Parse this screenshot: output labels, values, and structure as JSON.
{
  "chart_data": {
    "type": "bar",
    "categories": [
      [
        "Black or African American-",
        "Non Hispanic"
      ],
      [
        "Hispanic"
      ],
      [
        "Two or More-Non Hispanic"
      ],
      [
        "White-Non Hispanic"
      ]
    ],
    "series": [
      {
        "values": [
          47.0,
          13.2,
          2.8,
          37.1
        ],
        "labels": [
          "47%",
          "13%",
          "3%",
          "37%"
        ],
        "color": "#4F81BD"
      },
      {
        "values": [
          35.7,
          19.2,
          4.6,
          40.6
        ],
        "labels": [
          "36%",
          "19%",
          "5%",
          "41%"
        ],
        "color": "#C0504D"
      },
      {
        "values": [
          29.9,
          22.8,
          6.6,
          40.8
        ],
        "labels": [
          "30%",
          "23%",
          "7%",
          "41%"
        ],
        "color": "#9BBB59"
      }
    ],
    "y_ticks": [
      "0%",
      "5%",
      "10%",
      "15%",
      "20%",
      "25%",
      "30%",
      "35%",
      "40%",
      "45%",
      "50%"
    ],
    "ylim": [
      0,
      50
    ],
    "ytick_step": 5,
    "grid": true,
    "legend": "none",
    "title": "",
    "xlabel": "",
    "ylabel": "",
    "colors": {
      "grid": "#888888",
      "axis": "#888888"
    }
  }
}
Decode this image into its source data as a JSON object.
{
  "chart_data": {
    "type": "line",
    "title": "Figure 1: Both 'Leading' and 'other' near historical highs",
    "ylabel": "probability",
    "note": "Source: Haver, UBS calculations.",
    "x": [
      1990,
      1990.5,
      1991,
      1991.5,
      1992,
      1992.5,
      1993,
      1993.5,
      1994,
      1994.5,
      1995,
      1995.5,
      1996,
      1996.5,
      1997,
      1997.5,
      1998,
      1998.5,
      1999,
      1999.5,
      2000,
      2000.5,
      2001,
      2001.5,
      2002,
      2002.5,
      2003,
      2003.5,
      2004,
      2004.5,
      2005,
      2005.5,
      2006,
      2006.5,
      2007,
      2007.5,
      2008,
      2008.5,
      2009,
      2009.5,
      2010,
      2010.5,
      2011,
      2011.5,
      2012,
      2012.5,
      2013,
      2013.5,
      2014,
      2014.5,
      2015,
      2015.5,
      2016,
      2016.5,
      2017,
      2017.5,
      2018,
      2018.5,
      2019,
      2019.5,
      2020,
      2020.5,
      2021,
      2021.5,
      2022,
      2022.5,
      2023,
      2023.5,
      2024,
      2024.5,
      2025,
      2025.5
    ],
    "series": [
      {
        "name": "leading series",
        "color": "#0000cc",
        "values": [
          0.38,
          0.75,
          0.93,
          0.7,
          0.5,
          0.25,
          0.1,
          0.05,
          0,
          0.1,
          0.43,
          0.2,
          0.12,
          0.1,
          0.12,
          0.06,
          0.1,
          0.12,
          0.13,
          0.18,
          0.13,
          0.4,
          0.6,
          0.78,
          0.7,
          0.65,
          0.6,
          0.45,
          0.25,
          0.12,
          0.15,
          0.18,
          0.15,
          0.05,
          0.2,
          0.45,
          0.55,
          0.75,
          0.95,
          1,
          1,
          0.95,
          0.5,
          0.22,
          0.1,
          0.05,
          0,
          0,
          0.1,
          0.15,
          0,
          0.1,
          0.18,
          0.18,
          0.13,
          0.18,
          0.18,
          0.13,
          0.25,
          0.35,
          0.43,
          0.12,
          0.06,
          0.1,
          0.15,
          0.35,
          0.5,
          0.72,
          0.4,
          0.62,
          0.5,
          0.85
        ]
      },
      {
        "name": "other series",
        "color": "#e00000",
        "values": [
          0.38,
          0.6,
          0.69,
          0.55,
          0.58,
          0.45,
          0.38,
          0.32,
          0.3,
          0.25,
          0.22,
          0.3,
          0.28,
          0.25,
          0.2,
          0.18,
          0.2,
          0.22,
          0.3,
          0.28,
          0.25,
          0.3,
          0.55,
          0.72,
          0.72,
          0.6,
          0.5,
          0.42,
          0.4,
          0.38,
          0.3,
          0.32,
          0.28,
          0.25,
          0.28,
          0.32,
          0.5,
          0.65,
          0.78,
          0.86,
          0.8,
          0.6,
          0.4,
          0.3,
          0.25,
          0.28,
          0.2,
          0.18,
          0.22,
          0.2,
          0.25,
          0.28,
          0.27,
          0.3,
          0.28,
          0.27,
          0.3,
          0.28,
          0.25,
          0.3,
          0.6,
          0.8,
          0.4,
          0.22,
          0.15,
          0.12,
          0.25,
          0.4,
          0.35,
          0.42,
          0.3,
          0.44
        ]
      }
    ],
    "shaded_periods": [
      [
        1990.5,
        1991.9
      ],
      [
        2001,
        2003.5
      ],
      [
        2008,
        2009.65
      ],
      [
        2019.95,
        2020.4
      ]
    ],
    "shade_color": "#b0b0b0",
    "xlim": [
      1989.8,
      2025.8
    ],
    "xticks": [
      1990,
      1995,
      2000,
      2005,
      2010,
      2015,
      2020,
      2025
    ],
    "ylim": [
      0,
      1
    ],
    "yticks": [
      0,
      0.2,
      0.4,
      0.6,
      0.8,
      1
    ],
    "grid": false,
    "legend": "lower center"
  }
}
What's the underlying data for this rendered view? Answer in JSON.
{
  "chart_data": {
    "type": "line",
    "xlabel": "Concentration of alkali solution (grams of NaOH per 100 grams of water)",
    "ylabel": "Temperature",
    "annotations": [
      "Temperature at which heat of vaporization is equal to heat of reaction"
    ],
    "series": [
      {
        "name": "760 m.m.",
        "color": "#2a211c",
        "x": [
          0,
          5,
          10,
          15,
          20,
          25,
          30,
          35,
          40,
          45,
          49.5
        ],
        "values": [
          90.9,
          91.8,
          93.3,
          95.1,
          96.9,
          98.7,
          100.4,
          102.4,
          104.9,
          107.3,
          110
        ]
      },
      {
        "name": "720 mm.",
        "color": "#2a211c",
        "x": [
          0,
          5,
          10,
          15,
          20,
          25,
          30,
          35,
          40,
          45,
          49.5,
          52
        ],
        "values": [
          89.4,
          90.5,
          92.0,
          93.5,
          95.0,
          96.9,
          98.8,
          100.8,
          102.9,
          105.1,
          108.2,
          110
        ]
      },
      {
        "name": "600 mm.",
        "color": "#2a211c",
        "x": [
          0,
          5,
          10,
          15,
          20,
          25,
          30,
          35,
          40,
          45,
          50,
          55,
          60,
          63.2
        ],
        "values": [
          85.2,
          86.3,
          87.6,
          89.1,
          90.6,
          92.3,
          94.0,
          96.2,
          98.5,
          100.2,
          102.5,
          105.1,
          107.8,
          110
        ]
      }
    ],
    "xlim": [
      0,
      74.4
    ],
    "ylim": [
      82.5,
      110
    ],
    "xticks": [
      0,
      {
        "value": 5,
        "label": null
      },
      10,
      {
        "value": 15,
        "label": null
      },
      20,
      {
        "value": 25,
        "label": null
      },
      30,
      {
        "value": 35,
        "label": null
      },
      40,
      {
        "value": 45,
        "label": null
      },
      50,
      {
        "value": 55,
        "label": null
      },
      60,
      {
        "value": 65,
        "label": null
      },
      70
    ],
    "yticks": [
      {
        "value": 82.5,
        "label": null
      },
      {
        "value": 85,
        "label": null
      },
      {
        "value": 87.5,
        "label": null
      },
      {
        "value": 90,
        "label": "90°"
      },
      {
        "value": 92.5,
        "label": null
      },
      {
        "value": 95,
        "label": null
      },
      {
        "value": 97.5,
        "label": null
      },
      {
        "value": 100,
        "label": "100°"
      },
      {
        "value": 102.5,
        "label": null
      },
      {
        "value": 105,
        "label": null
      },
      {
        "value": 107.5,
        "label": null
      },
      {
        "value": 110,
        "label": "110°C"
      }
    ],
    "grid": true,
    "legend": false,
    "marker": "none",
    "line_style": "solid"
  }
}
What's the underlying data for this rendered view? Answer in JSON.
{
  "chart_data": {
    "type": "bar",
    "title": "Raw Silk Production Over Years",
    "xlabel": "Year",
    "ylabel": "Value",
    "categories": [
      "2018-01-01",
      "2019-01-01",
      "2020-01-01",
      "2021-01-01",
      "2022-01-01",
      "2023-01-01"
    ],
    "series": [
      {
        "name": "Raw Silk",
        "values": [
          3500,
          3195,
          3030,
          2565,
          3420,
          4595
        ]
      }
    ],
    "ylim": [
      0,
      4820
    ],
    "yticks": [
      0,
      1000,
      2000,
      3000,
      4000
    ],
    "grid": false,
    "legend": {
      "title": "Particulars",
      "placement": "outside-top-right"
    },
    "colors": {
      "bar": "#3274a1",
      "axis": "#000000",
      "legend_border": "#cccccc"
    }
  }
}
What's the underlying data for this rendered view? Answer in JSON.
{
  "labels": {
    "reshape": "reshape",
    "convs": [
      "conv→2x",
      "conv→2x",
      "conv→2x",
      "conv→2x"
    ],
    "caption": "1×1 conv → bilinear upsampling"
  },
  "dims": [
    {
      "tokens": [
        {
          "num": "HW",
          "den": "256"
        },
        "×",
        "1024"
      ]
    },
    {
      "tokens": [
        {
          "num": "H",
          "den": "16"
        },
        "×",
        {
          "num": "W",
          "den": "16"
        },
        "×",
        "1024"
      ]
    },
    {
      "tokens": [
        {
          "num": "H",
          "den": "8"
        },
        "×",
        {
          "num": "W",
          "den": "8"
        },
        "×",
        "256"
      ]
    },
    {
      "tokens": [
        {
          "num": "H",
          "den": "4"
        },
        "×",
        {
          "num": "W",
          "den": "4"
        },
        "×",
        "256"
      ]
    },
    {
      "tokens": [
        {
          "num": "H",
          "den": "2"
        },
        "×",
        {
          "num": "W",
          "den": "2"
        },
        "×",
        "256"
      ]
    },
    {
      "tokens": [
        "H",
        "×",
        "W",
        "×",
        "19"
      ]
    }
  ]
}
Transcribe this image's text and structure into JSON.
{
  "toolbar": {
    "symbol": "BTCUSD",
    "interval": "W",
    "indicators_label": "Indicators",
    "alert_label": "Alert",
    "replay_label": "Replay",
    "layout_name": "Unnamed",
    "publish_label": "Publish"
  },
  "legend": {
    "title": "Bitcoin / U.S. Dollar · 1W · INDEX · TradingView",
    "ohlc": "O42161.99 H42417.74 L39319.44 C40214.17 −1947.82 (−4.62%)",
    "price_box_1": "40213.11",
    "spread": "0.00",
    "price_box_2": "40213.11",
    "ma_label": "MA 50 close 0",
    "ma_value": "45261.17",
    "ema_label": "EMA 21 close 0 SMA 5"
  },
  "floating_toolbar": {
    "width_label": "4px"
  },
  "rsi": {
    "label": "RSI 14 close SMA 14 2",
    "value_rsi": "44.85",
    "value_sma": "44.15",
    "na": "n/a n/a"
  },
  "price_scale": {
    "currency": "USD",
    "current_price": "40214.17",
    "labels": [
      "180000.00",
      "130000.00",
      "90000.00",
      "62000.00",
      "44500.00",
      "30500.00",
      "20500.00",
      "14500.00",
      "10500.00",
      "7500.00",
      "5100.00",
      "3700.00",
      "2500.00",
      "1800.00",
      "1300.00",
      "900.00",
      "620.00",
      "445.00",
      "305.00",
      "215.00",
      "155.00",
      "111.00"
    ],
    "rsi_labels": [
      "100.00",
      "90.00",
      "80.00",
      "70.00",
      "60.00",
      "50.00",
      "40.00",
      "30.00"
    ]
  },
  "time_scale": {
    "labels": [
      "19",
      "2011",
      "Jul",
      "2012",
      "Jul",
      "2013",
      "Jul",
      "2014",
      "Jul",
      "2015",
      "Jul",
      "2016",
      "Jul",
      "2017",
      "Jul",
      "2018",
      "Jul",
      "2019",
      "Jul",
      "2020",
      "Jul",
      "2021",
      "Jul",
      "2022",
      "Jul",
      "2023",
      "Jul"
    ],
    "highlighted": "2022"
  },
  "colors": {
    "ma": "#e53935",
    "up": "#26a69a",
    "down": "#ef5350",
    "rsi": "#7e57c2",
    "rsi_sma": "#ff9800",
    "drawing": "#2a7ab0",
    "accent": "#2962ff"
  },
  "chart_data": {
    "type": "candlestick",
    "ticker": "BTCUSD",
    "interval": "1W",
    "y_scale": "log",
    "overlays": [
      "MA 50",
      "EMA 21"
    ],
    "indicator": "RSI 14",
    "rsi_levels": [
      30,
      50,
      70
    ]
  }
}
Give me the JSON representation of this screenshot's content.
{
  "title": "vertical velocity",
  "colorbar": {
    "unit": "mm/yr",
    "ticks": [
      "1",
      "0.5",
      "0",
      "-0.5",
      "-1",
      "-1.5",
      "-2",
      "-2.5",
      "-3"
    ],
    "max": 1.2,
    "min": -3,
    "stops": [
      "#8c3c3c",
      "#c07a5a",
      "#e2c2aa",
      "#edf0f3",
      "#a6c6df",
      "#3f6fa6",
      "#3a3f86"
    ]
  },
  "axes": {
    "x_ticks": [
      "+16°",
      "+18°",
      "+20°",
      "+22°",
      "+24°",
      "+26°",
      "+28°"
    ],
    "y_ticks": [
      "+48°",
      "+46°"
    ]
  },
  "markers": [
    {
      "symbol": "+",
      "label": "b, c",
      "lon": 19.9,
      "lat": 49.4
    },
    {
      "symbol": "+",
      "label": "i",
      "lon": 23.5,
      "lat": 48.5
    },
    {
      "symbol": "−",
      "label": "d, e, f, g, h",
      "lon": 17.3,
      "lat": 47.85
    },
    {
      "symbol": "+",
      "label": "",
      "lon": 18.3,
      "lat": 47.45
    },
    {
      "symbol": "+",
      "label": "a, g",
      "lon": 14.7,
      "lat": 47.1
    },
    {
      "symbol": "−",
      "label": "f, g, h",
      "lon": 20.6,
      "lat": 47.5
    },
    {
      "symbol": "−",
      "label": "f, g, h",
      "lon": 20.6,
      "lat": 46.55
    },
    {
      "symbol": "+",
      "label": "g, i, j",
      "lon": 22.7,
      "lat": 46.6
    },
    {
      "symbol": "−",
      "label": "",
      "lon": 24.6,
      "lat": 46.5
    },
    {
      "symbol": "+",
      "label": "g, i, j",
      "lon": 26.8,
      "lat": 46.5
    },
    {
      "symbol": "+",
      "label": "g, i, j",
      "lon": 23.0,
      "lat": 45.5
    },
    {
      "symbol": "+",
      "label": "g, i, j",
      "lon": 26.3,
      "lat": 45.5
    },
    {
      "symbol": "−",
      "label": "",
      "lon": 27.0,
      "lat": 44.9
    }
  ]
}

*WRITTEN REQUEST:*
Starting with the line that contains "Give me the", repeat each line through the last one exactly as it appears. Include both ends and nothing more.

*WRITTEN RESPONSE:*
Give me the JSON representation of this screenshot's content.
{
  "title": "vertical velocity",
  "colorbar": {
    "unit": "mm/yr",
    "ticks": [
      "1",
      "0.5",
      "0",
      "-0.5",
      "-1",
      "-1.5",
      "-2",
      "-2.5",
      "-3"
    ],
    "max": 1.2,
    "min": -3,
    "stops": [
      "#8c3c3c",
      "#c07a5a",
      "#e2c2aa",
      "#edf0f3",
      "#a6c6df",
      "#3f6fa6",
      "#3a3f86"
    ]
  },
  "axes": {
    "x_ticks": [
      "+16°",
      "+18°",
      "+20°",
      "+22°",
      "+24°",
      "+26°",
      "+28°"
    ],
    "y_ticks": [
      "+48°",
      "+46°"
    ]
  },
  "markers": [
    {
      "symbol": "+",
      "label": "b, c",
      "lon": 19.9,
      "lat": 49.4
    },
    {
      "symbol": "+",
      "label": "i",
      "lon": 23.5,
      "lat": 48.5
    },
    {
      "symbol": "−",
      "label": "d, e, f, g, h",
      "lon": 17.3,
      "lat": 47.85
    },
    {
      "symbol": "+",
      "label": "",
      "lon": 18.3,
      "lat": 47.45
    },
    {
      "symbol": "+",
      "label": "a, g",
      "lon": 14.7,
      "lat": 47.1
    },
    {
      "symbol": "−",
      "label": "f, g, h",
      "lon": 20.6,
      "lat": 47.5
    },
    {
      "symbol": "−",
      "label": "f, g, h",
      "lon": 20.6,
      "lat": 46.55
    },
    {
      "symbol": "+",
      "label": "g, i, j",
      "lon": 22.7,
      "lat": 46.6
    },
    {
      "symbol": "−",
      "label": "",
      "lon": 24.6,
      "lat": 46.5
    },
    {
      "symbol": "+",
      "label": "g, i, j",
      "lon": 26.8,
      "lat": 46.5
    },
    {
      "symbol": "+",
      "label": "g, i, j",
      "lon": 23.0,
      "lat": 45.5
    },
    {
      "symbol": "+",
      "label": "g, i, j",
      "lon": 26.3,
      "lat": 45.5
    },
    {
      "symbol": "−",
      "label": "",
      "lon": 27.0,
      "lat": 44.9
    }
  ]
}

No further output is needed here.